→ PROBLEM STATEMENT
From the entries below, gather each line containing the word "document".

(Records)
····················

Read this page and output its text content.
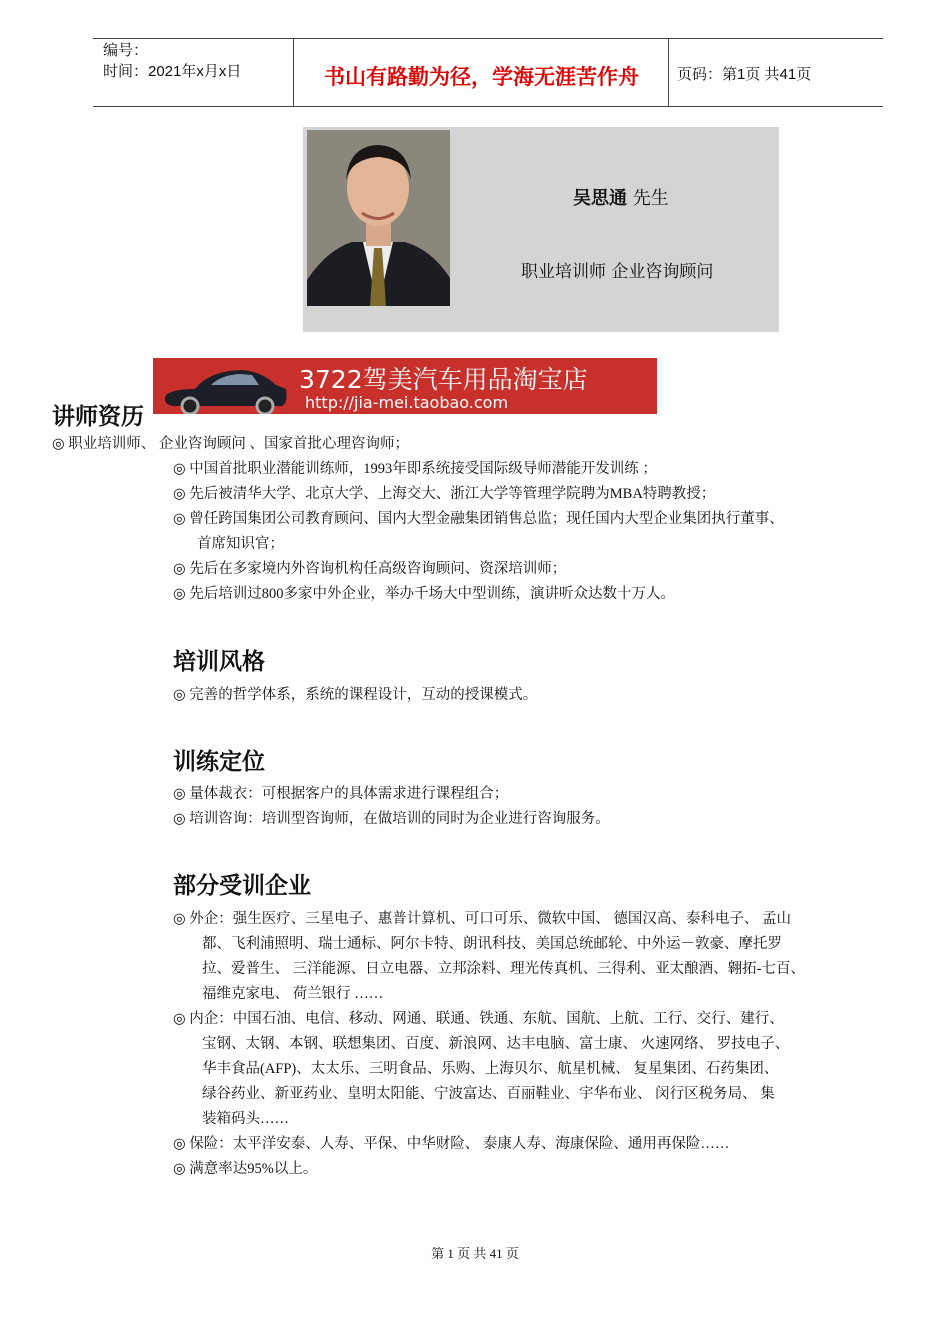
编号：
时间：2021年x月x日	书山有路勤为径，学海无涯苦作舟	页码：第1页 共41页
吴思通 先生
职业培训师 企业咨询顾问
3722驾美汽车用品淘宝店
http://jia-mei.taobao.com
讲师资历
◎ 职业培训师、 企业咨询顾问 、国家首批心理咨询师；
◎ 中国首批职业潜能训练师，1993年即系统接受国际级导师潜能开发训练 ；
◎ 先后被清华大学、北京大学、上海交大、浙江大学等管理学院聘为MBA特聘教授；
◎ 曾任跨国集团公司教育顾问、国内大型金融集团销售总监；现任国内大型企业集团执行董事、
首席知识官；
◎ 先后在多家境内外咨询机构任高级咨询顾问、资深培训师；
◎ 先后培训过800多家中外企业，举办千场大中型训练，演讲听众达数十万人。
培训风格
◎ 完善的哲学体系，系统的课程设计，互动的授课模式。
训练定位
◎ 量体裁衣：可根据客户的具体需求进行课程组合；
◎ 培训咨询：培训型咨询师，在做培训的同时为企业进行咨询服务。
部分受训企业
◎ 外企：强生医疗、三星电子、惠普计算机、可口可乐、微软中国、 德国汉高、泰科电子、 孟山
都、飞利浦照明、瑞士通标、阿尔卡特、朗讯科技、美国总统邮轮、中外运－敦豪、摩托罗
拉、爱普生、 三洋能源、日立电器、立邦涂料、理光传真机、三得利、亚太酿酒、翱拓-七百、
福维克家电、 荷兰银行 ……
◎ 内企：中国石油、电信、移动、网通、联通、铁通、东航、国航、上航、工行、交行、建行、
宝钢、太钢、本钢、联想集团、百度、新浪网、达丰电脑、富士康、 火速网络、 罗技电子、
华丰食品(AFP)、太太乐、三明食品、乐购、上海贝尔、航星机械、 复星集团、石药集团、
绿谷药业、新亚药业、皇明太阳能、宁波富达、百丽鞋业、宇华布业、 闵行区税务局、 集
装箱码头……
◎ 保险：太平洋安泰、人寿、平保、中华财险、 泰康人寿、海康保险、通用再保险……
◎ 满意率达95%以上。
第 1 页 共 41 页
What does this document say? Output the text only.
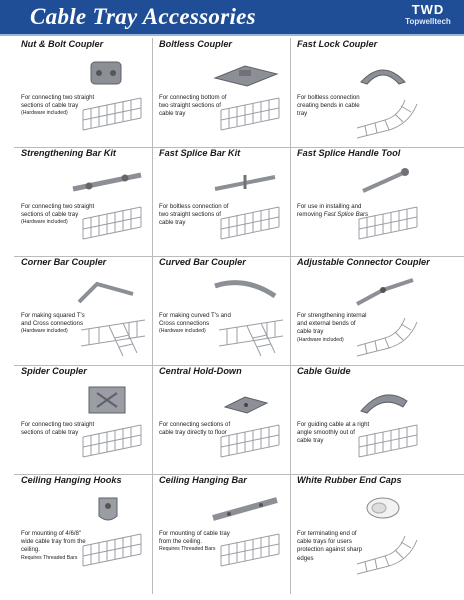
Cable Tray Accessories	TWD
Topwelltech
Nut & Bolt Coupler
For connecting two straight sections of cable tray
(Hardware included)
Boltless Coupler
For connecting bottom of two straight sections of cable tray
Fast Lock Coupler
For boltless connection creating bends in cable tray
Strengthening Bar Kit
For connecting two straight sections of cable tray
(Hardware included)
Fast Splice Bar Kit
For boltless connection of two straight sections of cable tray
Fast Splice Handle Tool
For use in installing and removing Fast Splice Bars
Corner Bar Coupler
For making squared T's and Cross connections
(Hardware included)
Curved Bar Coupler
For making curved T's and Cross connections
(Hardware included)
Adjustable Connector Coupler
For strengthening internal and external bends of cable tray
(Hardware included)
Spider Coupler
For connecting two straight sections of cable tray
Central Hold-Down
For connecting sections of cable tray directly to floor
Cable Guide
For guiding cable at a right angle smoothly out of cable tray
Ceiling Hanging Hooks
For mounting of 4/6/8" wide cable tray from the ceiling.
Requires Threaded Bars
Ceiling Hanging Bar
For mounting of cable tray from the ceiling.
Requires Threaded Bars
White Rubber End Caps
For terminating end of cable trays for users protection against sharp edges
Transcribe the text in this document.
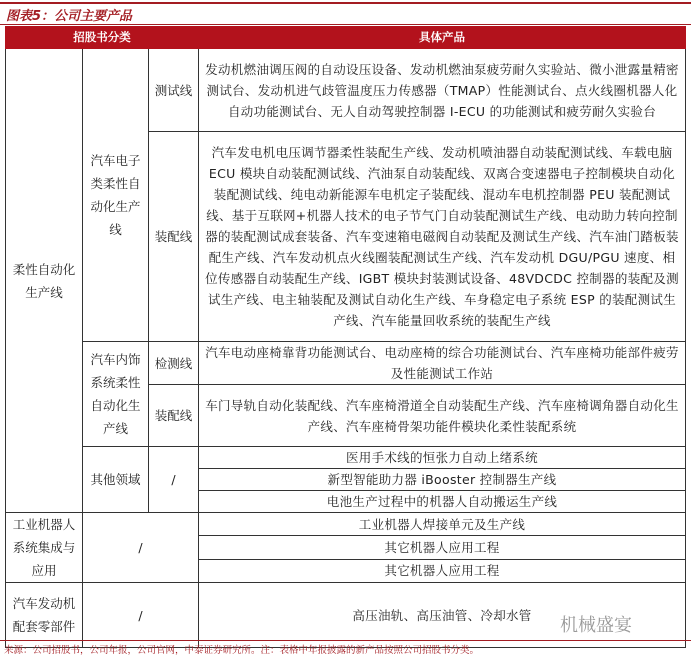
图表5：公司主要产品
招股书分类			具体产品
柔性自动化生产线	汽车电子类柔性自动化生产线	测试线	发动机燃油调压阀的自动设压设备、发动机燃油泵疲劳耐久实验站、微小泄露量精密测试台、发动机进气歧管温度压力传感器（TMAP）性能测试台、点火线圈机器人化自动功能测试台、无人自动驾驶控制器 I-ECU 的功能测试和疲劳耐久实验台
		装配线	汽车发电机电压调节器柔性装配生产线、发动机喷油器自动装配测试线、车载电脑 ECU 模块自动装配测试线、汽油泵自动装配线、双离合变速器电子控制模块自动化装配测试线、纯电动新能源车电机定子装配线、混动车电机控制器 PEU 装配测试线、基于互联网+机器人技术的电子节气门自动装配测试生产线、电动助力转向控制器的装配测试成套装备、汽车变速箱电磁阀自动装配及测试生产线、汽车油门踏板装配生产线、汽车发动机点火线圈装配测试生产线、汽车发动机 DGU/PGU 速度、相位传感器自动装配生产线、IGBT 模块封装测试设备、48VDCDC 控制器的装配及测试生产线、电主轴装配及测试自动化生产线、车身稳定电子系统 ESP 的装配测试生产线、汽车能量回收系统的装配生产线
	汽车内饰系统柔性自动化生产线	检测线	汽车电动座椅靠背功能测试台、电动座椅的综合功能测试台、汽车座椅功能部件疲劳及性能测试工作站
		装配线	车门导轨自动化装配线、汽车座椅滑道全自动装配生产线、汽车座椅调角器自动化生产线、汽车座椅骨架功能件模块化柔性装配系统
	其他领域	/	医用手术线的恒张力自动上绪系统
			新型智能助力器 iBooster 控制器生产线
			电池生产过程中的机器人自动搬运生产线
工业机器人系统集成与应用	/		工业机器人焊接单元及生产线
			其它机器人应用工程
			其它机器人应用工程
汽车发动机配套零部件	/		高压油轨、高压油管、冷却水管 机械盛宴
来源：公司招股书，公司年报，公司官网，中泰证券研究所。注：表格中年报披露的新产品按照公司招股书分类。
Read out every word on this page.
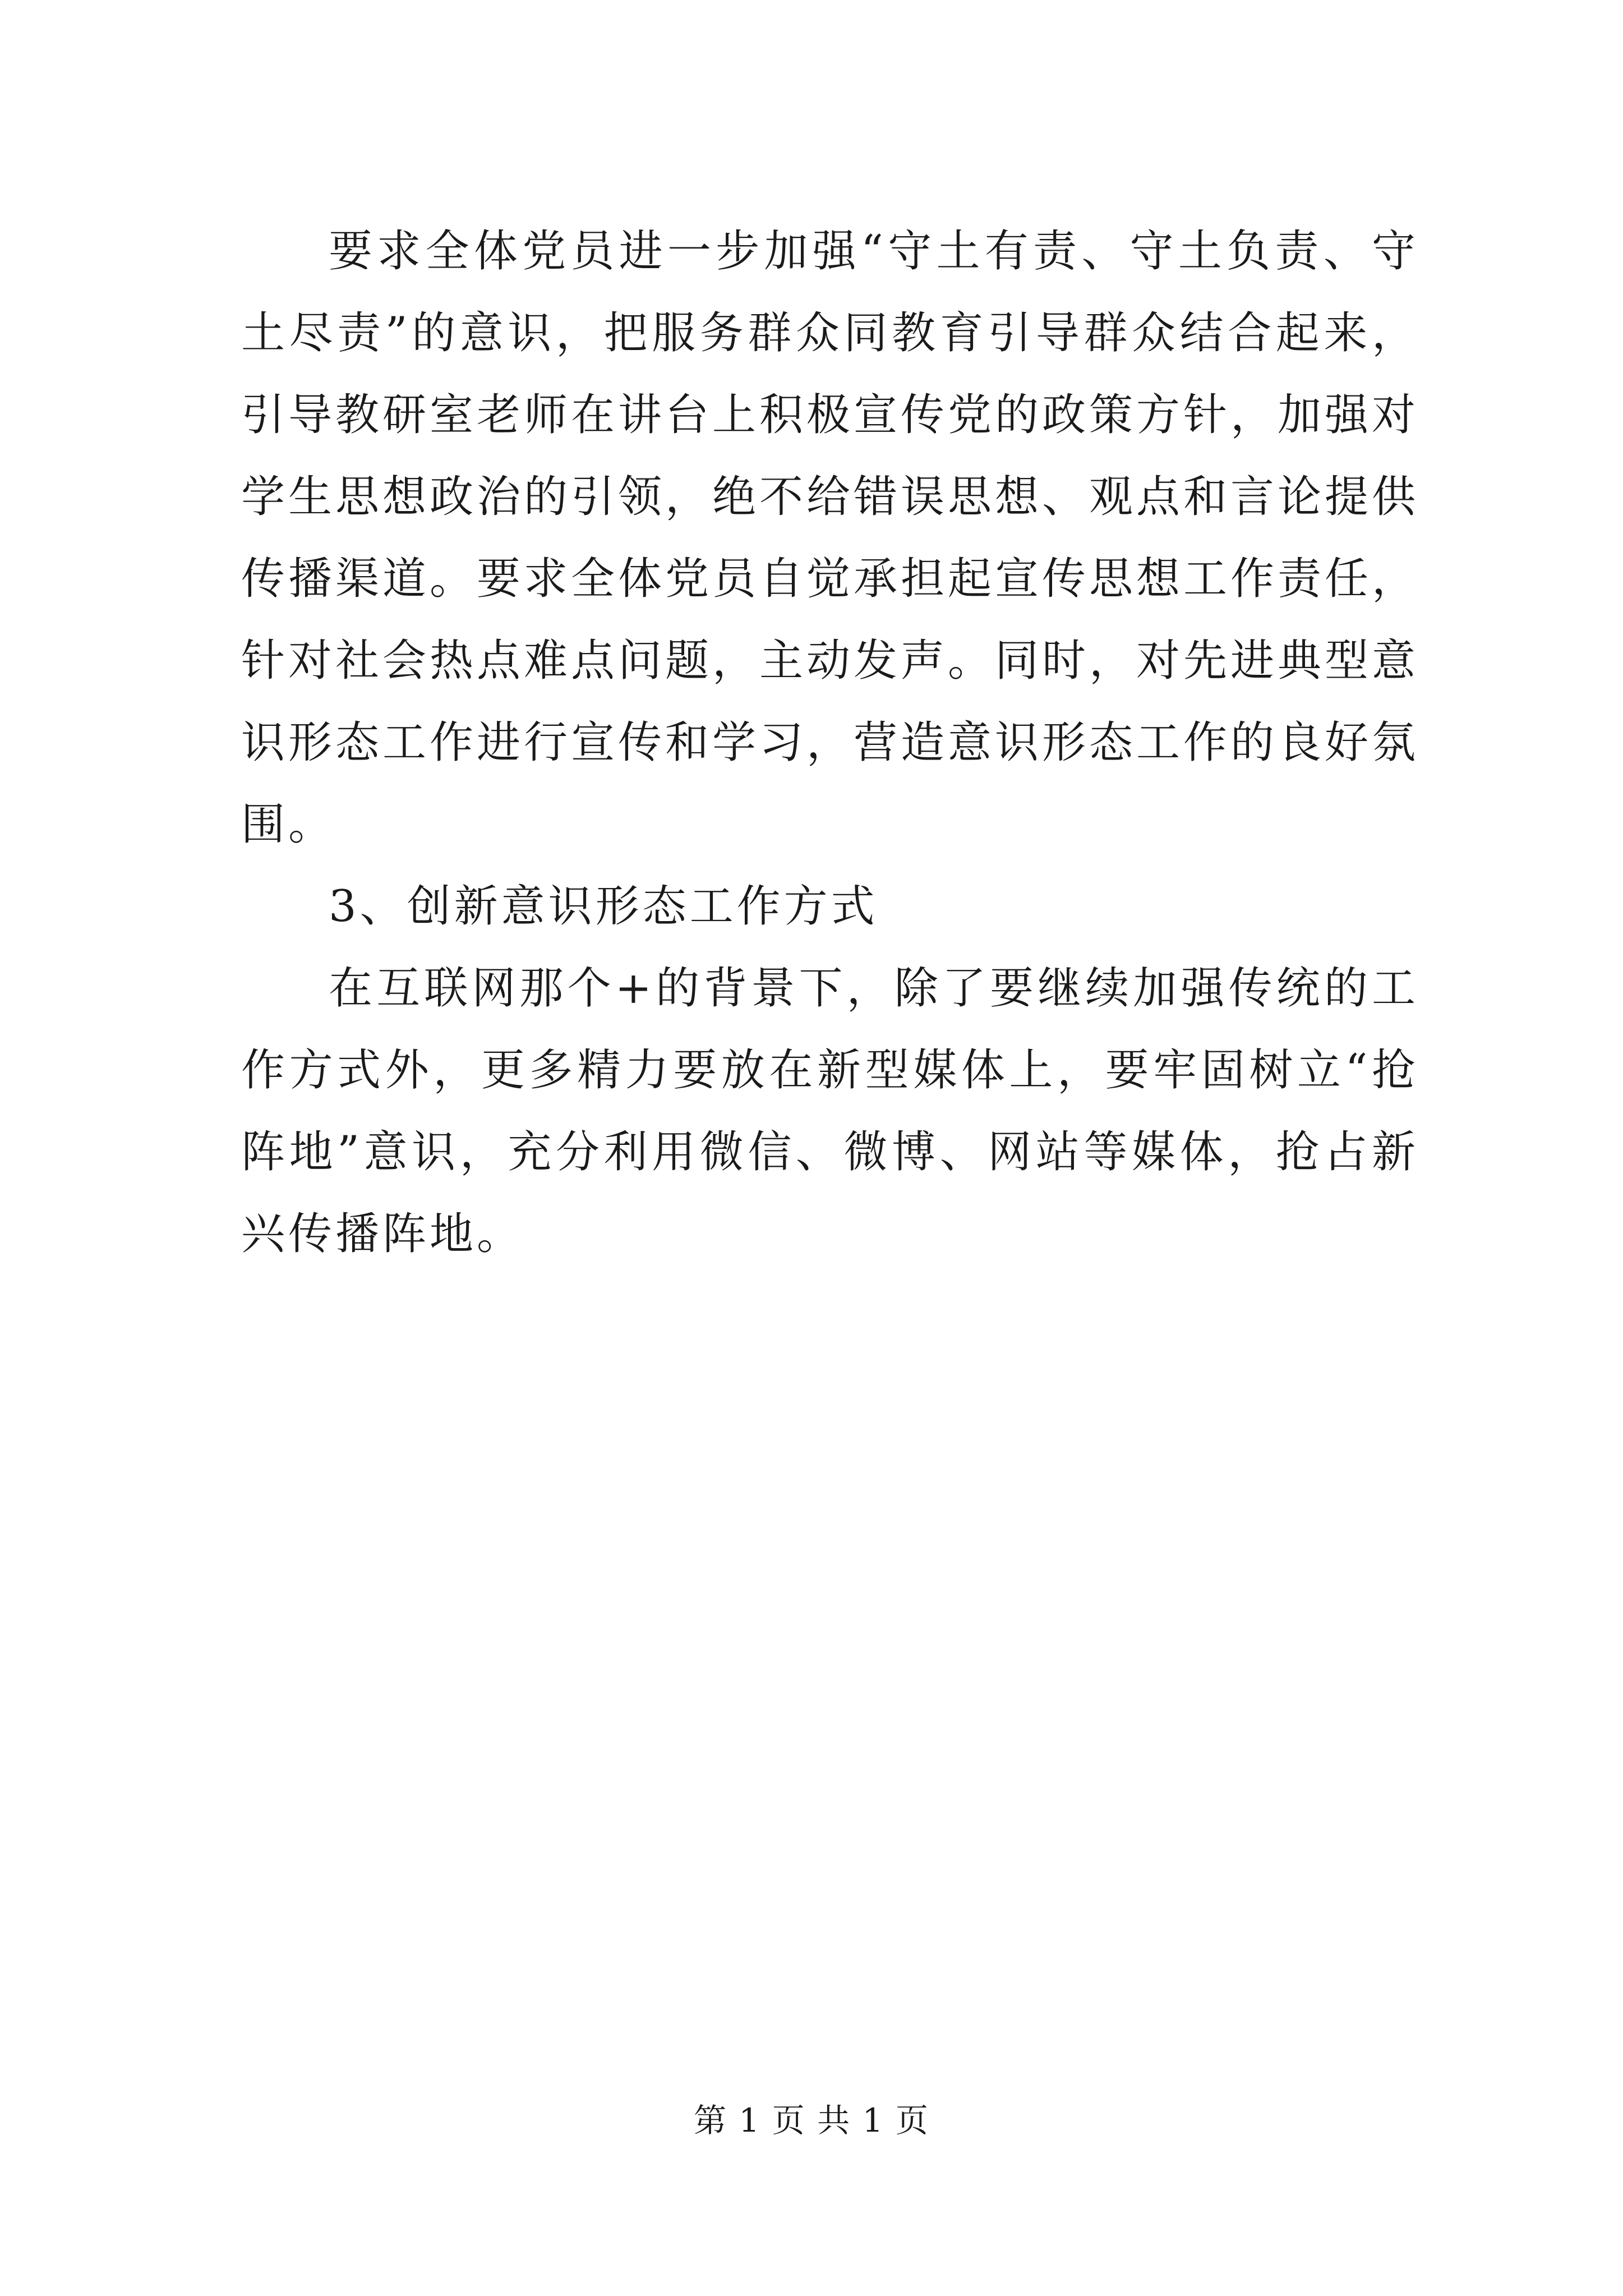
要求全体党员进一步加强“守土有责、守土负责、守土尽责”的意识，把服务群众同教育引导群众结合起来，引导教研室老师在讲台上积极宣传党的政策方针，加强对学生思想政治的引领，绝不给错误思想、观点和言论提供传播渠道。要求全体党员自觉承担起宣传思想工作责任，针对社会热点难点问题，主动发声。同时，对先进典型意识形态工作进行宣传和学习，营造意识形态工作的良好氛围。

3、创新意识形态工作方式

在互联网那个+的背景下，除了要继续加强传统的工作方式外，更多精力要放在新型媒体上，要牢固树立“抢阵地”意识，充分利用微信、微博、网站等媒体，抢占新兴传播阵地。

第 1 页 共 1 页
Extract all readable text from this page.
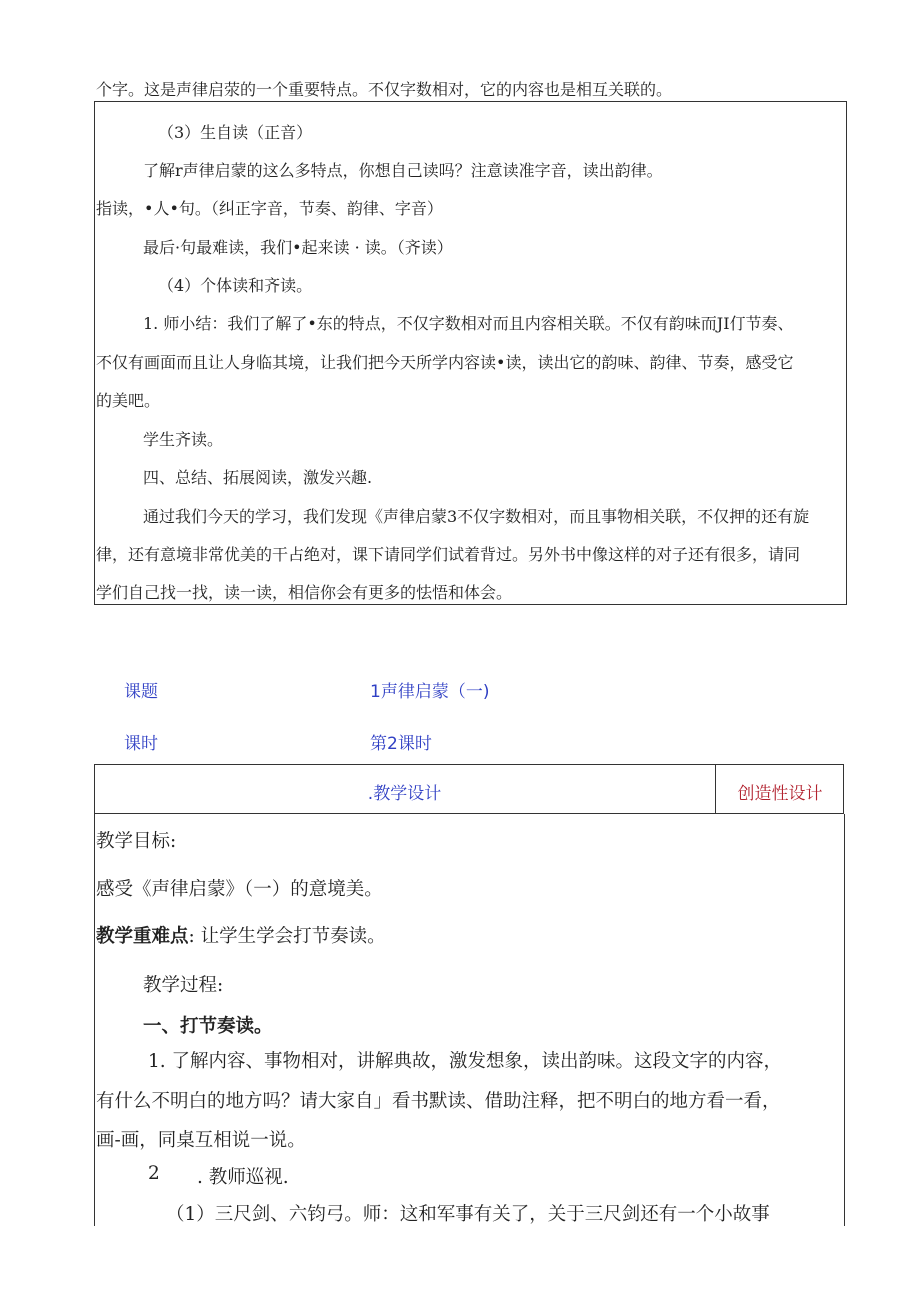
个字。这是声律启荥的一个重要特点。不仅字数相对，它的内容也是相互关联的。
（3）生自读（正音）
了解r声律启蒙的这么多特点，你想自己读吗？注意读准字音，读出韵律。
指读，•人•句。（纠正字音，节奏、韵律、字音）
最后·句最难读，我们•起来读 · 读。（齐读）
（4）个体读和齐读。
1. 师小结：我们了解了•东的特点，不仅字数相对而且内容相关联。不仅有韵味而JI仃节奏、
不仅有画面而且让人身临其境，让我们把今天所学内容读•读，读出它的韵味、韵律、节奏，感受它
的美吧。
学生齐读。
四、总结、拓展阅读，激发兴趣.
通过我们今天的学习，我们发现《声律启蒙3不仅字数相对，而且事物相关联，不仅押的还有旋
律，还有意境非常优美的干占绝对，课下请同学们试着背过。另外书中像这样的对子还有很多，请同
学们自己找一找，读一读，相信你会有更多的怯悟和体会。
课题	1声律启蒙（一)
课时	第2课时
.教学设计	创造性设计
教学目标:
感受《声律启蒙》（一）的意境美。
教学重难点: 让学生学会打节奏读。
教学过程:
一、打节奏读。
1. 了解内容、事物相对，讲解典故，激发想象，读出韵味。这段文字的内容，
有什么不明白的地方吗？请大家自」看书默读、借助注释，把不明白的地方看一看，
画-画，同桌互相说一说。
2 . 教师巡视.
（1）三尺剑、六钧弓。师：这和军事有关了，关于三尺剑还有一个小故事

····················

→ ANSWER
What does this document say? Output the text only.
Transcribe the text in this document.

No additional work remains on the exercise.